§ **Supplied material**
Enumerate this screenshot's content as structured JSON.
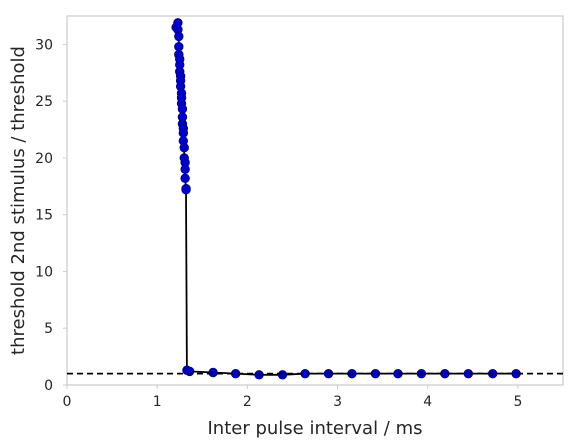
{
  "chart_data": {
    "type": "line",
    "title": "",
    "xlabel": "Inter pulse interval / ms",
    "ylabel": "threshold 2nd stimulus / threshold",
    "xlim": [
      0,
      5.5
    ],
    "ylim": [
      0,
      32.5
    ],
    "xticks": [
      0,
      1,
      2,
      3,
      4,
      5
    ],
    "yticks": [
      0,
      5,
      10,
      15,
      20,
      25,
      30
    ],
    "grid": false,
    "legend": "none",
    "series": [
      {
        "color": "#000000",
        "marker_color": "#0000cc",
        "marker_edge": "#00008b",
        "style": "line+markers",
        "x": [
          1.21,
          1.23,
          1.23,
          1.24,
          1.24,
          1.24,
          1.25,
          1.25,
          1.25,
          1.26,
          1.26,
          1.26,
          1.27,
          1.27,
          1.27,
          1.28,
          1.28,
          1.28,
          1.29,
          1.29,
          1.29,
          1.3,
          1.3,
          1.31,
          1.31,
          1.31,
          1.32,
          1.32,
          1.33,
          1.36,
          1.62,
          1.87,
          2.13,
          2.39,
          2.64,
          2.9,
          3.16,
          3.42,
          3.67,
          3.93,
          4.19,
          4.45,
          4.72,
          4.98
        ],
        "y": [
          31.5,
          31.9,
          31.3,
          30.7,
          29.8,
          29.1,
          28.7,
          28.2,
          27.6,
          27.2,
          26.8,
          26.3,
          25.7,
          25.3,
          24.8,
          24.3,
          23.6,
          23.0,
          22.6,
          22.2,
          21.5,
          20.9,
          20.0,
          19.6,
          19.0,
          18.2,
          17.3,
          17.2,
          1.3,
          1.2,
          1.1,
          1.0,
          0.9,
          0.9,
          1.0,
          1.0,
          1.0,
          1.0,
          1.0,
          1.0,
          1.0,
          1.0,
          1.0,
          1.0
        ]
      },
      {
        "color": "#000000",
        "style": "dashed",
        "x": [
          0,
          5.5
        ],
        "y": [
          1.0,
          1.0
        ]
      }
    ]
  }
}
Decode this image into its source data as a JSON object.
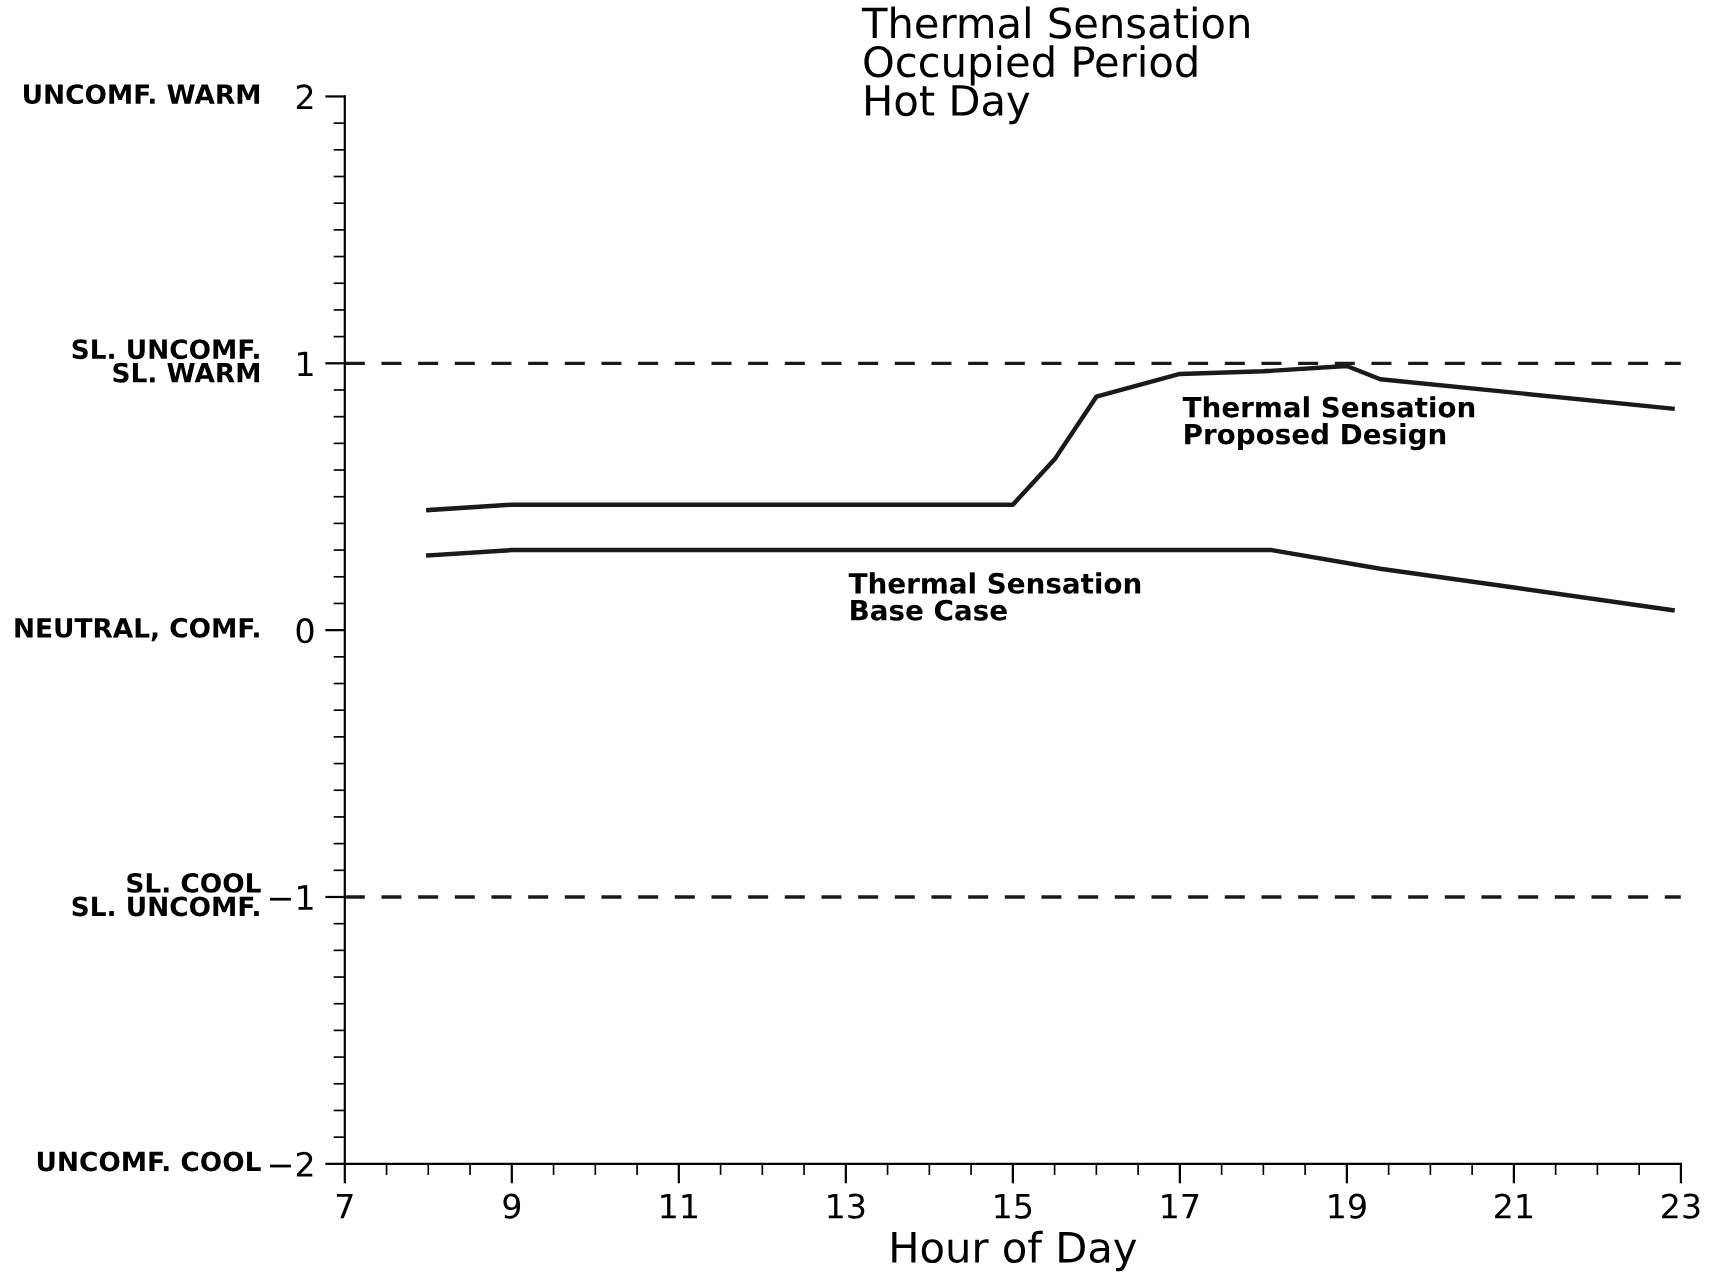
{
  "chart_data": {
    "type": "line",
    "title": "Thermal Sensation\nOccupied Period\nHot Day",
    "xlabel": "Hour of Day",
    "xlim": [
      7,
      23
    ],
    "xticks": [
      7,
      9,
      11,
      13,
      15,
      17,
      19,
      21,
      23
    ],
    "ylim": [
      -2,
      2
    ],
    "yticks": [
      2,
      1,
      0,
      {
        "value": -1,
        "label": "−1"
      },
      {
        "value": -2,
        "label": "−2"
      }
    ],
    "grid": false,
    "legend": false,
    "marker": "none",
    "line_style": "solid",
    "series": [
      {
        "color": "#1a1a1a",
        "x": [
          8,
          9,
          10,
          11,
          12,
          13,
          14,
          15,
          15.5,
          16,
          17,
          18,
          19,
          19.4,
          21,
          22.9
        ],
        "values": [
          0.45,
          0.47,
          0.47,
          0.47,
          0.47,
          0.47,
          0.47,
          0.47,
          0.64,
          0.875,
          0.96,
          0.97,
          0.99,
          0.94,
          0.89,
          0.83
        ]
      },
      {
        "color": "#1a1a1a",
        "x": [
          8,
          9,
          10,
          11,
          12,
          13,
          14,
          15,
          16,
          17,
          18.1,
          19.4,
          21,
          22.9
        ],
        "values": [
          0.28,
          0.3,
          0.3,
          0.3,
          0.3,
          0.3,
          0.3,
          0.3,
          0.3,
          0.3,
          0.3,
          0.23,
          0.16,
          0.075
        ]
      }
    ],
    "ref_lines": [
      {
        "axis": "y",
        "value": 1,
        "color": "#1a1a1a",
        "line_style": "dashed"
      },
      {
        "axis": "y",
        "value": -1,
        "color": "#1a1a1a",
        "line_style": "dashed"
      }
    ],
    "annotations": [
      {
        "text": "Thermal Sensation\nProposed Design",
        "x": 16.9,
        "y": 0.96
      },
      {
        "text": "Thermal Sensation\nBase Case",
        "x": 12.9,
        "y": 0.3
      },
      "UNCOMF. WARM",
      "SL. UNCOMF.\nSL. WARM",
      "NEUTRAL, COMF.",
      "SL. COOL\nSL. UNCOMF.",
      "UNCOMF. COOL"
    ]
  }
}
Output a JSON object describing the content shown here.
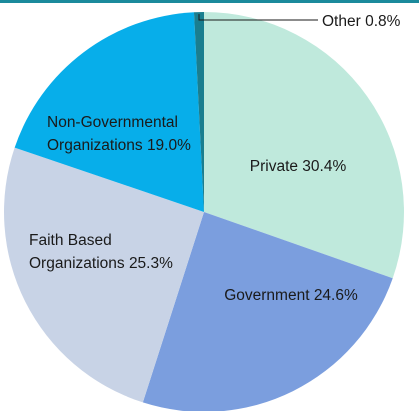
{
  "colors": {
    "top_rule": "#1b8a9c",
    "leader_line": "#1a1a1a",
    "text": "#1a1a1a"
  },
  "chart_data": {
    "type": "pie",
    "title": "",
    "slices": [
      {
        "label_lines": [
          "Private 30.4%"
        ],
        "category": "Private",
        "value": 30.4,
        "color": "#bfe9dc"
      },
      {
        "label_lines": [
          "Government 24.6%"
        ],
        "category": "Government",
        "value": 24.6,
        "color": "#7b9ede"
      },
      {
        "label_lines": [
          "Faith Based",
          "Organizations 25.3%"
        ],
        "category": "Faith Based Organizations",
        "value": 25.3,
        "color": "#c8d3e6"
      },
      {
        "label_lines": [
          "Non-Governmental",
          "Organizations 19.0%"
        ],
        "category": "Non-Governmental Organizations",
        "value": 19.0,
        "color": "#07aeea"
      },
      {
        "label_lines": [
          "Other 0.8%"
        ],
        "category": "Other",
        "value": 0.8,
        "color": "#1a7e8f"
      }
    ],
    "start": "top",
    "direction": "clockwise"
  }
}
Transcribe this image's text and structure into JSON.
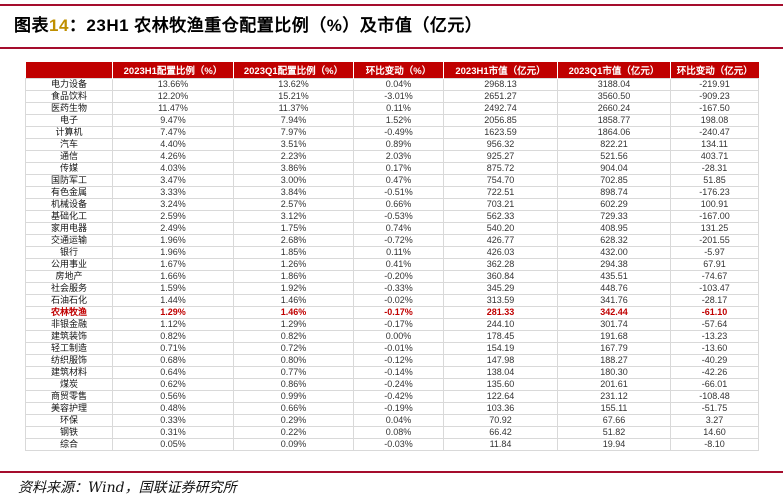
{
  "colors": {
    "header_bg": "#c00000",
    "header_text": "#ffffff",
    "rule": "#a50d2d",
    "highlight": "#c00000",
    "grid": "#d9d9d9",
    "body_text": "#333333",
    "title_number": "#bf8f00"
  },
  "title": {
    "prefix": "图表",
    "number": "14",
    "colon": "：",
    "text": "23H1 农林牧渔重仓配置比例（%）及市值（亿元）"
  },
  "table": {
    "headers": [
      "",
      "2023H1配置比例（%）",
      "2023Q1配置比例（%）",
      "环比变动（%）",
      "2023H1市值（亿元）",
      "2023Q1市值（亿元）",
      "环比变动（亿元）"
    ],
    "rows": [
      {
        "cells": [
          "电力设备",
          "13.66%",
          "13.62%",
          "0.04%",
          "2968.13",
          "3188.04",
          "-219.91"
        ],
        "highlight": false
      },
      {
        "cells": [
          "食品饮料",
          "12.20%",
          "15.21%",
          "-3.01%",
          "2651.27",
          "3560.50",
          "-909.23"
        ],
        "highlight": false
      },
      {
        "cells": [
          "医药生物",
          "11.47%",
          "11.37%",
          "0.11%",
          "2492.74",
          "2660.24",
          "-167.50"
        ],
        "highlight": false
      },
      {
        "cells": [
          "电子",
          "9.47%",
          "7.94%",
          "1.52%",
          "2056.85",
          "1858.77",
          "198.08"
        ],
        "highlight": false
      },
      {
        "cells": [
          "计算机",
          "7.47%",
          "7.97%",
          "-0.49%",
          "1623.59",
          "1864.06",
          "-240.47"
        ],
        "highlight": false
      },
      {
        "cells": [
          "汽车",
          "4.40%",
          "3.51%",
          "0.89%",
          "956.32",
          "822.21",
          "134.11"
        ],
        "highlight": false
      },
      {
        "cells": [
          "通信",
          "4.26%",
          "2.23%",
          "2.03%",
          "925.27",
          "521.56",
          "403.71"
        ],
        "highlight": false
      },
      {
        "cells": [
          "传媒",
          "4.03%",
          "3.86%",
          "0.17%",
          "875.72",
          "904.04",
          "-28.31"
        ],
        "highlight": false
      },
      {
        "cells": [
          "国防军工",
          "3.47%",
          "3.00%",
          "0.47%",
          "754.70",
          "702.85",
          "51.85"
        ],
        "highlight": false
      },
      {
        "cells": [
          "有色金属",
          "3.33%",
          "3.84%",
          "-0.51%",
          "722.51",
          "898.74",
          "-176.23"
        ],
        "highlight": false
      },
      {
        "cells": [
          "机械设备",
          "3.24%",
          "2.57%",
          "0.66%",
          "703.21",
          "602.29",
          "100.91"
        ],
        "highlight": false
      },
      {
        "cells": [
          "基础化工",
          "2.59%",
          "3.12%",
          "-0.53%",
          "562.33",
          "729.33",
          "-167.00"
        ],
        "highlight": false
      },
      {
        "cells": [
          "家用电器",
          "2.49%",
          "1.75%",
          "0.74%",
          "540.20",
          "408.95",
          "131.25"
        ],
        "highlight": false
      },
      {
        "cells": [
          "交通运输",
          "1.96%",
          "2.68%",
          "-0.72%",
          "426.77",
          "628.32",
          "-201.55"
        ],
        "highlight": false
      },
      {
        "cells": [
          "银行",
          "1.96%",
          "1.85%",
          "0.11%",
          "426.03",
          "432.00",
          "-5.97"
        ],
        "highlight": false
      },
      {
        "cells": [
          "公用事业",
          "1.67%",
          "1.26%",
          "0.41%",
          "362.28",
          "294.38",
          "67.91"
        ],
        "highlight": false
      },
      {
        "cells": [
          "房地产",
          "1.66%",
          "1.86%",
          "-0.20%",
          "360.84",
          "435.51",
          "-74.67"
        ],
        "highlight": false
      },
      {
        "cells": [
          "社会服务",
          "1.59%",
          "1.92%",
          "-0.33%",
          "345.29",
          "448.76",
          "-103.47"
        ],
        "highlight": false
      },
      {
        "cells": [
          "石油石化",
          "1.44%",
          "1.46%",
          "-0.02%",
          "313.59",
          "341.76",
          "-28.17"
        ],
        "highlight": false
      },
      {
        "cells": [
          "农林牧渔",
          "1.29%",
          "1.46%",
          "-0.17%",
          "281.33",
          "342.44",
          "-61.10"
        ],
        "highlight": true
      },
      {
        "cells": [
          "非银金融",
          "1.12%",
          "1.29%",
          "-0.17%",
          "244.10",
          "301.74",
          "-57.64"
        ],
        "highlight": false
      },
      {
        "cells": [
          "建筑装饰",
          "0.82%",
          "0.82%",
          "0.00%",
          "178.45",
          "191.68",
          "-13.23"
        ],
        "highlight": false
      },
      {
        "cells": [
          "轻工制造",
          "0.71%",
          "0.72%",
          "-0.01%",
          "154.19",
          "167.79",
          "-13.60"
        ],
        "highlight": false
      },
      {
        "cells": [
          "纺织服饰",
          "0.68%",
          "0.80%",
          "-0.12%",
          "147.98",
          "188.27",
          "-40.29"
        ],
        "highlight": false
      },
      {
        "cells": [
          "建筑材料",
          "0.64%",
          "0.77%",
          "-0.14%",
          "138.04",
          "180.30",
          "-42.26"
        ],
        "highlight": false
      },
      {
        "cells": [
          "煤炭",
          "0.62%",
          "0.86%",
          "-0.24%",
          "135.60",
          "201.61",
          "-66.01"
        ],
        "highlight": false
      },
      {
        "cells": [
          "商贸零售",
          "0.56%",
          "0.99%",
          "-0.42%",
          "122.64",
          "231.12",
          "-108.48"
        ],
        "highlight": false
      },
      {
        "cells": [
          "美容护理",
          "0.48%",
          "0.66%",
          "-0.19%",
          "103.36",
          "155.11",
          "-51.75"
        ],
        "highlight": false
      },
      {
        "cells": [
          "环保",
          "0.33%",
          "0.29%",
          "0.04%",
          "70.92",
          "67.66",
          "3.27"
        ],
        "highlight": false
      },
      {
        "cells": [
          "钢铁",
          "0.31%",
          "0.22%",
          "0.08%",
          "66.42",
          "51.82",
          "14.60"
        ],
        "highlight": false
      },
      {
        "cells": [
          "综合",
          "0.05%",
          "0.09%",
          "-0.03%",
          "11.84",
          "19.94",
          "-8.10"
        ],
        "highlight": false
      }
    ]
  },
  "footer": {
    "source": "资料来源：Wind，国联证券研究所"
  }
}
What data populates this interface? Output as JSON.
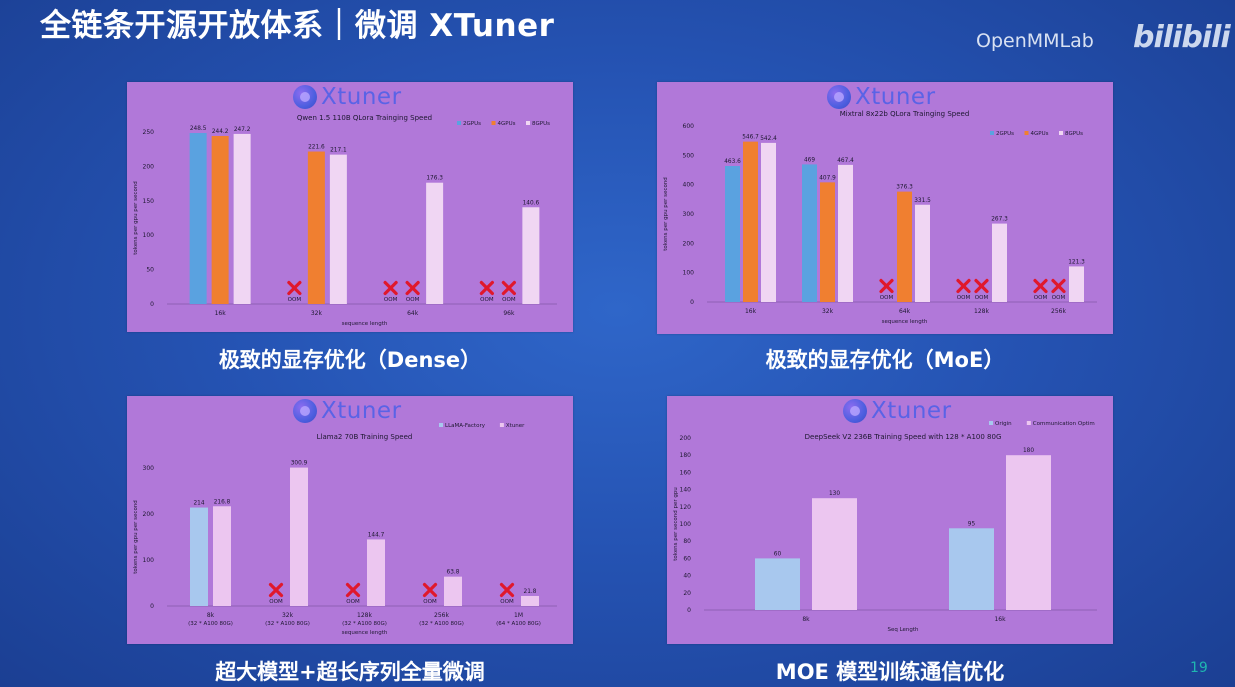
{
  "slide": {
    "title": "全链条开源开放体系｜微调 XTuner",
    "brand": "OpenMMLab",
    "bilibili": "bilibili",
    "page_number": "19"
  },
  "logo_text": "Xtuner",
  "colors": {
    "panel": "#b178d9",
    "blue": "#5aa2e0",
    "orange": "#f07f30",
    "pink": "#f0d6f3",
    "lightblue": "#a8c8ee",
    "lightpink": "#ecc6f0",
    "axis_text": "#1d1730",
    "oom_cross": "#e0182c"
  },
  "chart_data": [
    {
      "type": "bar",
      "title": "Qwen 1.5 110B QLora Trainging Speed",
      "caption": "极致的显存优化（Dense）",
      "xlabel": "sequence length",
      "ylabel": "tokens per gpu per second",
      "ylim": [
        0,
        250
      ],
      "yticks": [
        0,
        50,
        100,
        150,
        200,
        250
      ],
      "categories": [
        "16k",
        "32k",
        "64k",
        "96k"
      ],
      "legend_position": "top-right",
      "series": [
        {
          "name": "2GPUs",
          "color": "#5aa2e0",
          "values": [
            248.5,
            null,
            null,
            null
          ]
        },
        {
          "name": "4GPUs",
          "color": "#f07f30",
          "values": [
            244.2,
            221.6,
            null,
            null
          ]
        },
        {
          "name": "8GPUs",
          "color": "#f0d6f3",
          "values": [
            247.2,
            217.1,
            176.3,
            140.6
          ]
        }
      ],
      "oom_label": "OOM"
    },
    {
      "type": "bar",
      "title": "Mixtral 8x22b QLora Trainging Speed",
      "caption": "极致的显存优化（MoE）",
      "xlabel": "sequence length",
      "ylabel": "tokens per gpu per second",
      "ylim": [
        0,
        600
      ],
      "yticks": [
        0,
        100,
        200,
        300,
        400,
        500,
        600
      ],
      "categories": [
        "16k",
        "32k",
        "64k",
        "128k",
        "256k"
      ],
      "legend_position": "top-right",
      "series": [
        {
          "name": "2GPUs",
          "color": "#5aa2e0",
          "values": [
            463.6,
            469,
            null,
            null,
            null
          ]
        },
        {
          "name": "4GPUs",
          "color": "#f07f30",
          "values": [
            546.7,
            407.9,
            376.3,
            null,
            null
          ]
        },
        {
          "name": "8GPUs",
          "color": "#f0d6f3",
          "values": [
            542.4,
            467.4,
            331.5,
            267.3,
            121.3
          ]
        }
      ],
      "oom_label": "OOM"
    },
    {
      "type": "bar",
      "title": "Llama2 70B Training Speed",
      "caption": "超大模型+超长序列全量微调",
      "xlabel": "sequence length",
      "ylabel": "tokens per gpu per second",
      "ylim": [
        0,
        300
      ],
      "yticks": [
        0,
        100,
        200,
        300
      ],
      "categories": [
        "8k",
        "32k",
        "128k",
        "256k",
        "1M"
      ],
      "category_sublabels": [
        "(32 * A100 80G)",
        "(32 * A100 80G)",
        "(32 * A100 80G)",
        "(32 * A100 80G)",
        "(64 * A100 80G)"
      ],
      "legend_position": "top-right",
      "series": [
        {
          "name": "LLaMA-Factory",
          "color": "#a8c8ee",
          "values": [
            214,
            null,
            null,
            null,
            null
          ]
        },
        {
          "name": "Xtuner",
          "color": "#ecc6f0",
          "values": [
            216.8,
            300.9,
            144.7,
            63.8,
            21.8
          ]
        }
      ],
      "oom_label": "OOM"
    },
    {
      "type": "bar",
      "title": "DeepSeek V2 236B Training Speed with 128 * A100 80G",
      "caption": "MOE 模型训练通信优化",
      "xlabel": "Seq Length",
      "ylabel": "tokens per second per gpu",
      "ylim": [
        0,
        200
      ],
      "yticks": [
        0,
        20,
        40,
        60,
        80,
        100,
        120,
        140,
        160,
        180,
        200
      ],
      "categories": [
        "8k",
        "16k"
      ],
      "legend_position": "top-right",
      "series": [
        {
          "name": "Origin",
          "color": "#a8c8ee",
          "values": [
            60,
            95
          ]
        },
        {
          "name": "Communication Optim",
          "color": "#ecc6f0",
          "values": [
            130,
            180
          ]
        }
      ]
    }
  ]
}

§ **Exercise objective**
List each line in the listing that contains the string "this".

§ **Written reply**
Enumerate this screenshot's content as structured JSON.
Decode this image into its source data as a JSON object.
Transcribe this image's text and structure into JSON.
What data populates this interface? Output as JSON.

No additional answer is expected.